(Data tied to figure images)
--------------------

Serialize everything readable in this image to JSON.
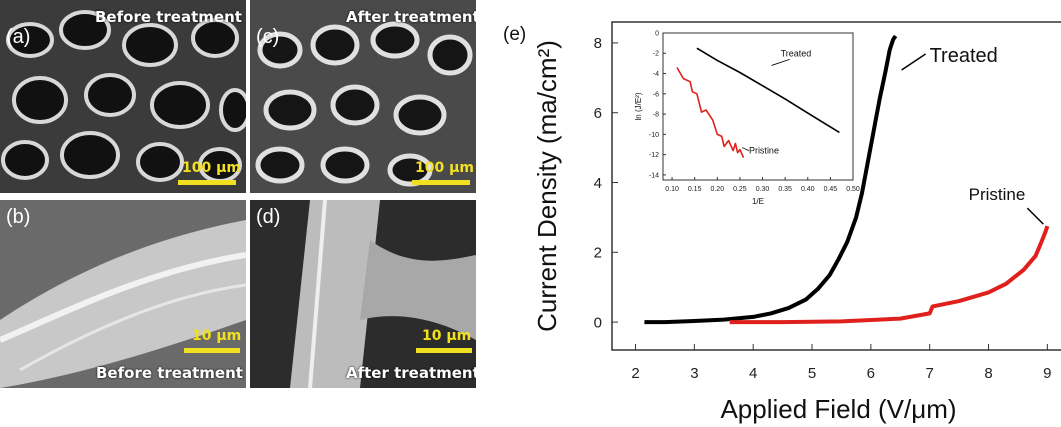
{
  "panels": [
    {
      "id": "a",
      "label": "(a)",
      "caption": "Before treatment",
      "scale": "100 μm"
    },
    {
      "id": "c",
      "label": "(c)",
      "caption": "After treatment",
      "scale": "100 μm"
    },
    {
      "id": "b",
      "label": "(b)",
      "caption": "Before treatment",
      "scale": "10 μm"
    },
    {
      "id": "d",
      "label": "(d)",
      "caption": "After treatment",
      "scale": "10 μm"
    }
  ],
  "chart_label": "(e)",
  "colors": {
    "treated": "#000000",
    "pristine": "#e0201c",
    "scale": "#f0e020"
  },
  "chart_data": [
    {
      "type": "line",
      "xlabel": "Applied Field (V/μm)",
      "ylabel": "Current Density (ma/cm²)",
      "xlim": [
        1.6,
        9.3
      ],
      "ylim": [
        -0.8,
        8.6
      ],
      "xticks": [
        2,
        3,
        4,
        5,
        6,
        7,
        8,
        9
      ],
      "yticks": [
        0,
        2,
        4,
        6,
        8
      ],
      "series": [
        {
          "name": "Treated",
          "color": "#000000",
          "x": [
            2.15,
            2.5,
            3.0,
            3.5,
            4.0,
            4.3,
            4.6,
            4.9,
            5.1,
            5.3,
            5.45,
            5.6,
            5.75,
            5.85,
            5.95,
            6.05,
            6.15,
            6.25,
            6.32,
            6.38,
            6.42
          ],
          "y": [
            0.0,
            0.0,
            0.03,
            0.07,
            0.15,
            0.25,
            0.4,
            0.65,
            0.95,
            1.35,
            1.8,
            2.3,
            3.0,
            3.7,
            4.6,
            5.5,
            6.4,
            7.2,
            7.8,
            8.1,
            8.2
          ]
        },
        {
          "name": "Pristine",
          "color": "#e0201c",
          "x": [
            3.6,
            4.5,
            5.5,
            6.5,
            7.0,
            7.05,
            7.5,
            8.0,
            8.3,
            8.6,
            8.8,
            8.9,
            8.97,
            9.0
          ],
          "y": [
            0.0,
            0.0,
            0.02,
            0.1,
            0.25,
            0.45,
            0.6,
            0.85,
            1.1,
            1.5,
            1.9,
            2.3,
            2.6,
            2.75
          ]
        }
      ],
      "annotations": [
        "Treated",
        "Pristine"
      ]
    },
    {
      "type": "line",
      "xlabel": "1/E",
      "ylabel": "ln (J/E²)",
      "xlim": [
        0.08,
        0.5
      ],
      "ylim": [
        -14.5,
        0
      ],
      "xticks": [
        0.1,
        0.15,
        0.2,
        0.25,
        0.3,
        0.35,
        0.4,
        0.45,
        0.5
      ],
      "yticks": [
        0,
        -2,
        -4,
        -6,
        -8,
        -10,
        -12,
        -14
      ],
      "series": [
        {
          "name": "Treated",
          "color": "#000000",
          "x": [
            0.155,
            0.2,
            0.25,
            0.3,
            0.35,
            0.4,
            0.44,
            0.47
          ],
          "y": [
            -1.5,
            -2.7,
            -3.9,
            -5.2,
            -6.5,
            -7.9,
            -9.0,
            -9.8
          ]
        },
        {
          "name": "Pristine",
          "color": "#e0201c",
          "x": [
            0.111,
            0.125,
            0.14,
            0.145,
            0.155,
            0.165,
            0.175,
            0.19,
            0.2,
            0.21,
            0.215,
            0.225,
            0.235,
            0.24,
            0.245,
            0.25,
            0.255,
            0.258
          ],
          "y": [
            -3.4,
            -4.5,
            -4.8,
            -5.8,
            -6.0,
            -7.8,
            -7.6,
            -8.6,
            -10.0,
            -10.2,
            -11.2,
            -10.6,
            -11.6,
            -10.9,
            -11.8,
            -11.5,
            -12.0,
            -12.3
          ]
        }
      ],
      "annotations": [
        "Treated",
        "Pristine"
      ]
    }
  ]
}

--------------------

• [Written request] Reproduce the material above verbatim; omit every picture.

• [In response]
Serialize everything readable in this image to JSON.
{
  "panels": [
    {
      "id": "a",
      "label": "(a)",
      "caption": "Before treatment",
      "scale": "100 μm"
    },
    {
      "id": "c",
      "label": "(c)",
      "caption": "After treatment",
      "scale": "100 μm"
    },
    {
      "id": "b",
      "label": "(b)",
      "caption": "Before treatment",
      "scale": "10 μm"
    },
    {
      "id": "d",
      "label": "(d)",
      "caption": "After treatment",
      "scale": "10 μm"
    }
  ],
  "chart_label": "(e)",
  "colors": {
    "treated": "#000000",
    "pristine": "#e0201c",
    "scale": "#f0e020"
  },
  "chart_data": [
    {
      "type": "line",
      "xlabel": "Applied Field (V/μm)",
      "ylabel": "Current Density (ma/cm²)",
      "xlim": [
        1.6,
        9.3
      ],
      "ylim": [
        -0.8,
        8.6
      ],
      "xticks": [
        2,
        3,
        4,
        5,
        6,
        7,
        8,
        9
      ],
      "yticks": [
        0,
        2,
        4,
        6,
        8
      ],
      "series": [
        {
          "name": "Treated",
          "color": "#000000",
          "x": [
            2.15,
            2.5,
            3.0,
            3.5,
            4.0,
            4.3,
            4.6,
            4.9,
            5.1,
            5.3,
            5.45,
            5.6,
            5.75,
            5.85,
            5.95,
            6.05,
            6.15,
            6.25,
            6.32,
            6.38,
            6.42
          ],
          "y": [
            0.0,
            0.0,
            0.03,
            0.07,
            0.15,
            0.25,
            0.4,
            0.65,
            0.95,
            1.35,
            1.8,
            2.3,
            3.0,
            3.7,
            4.6,
            5.5,
            6.4,
            7.2,
            7.8,
            8.1,
            8.2
          ]
        },
        {
          "name": "Pristine",
          "color": "#e0201c",
          "x": [
            3.6,
            4.5,
            5.5,
            6.5,
            7.0,
            7.05,
            7.5,
            8.0,
            8.3,
            8.6,
            8.8,
            8.9,
            8.97,
            9.0
          ],
          "y": [
            0.0,
            0.0,
            0.02,
            0.1,
            0.25,
            0.45,
            0.6,
            0.85,
            1.1,
            1.5,
            1.9,
            2.3,
            2.6,
            2.75
          ]
        }
      ],
      "annotations": [
        "Treated",
        "Pristine"
      ]
    },
    {
      "type": "line",
      "xlabel": "1/E",
      "ylabel": "ln (J/E²)",
      "xlim": [
        0.08,
        0.5
      ],
      "ylim": [
        -14.5,
        0
      ],
      "xticks": [
        0.1,
        0.15,
        0.2,
        0.25,
        0.3,
        0.35,
        0.4,
        0.45,
        0.5
      ],
      "yticks": [
        0,
        -2,
        -4,
        -6,
        -8,
        -10,
        -12,
        -14
      ],
      "series": [
        {
          "name": "Treated",
          "color": "#000000",
          "x": [
            0.155,
            0.2,
            0.25,
            0.3,
            0.35,
            0.4,
            0.44,
            0.47
          ],
          "y": [
            -1.5,
            -2.7,
            -3.9,
            -5.2,
            -6.5,
            -7.9,
            -9.0,
            -9.8
          ]
        },
        {
          "name": "Pristine",
          "color": "#e0201c",
          "x": [
            0.111,
            0.125,
            0.14,
            0.145,
            0.155,
            0.165,
            0.175,
            0.19,
            0.2,
            0.21,
            0.215,
            0.225,
            0.235,
            0.24,
            0.245,
            0.25,
            0.255,
            0.258
          ],
          "y": [
            -3.4,
            -4.5,
            -4.8,
            -5.8,
            -6.0,
            -7.8,
            -7.6,
            -8.6,
            -10.0,
            -10.2,
            -11.2,
            -10.6,
            -11.6,
            -10.9,
            -11.8,
            -11.5,
            -12.0,
            -12.3
          ]
        }
      ],
      "annotations": [
        "Treated",
        "Pristine"
      ]
    }
  ]
}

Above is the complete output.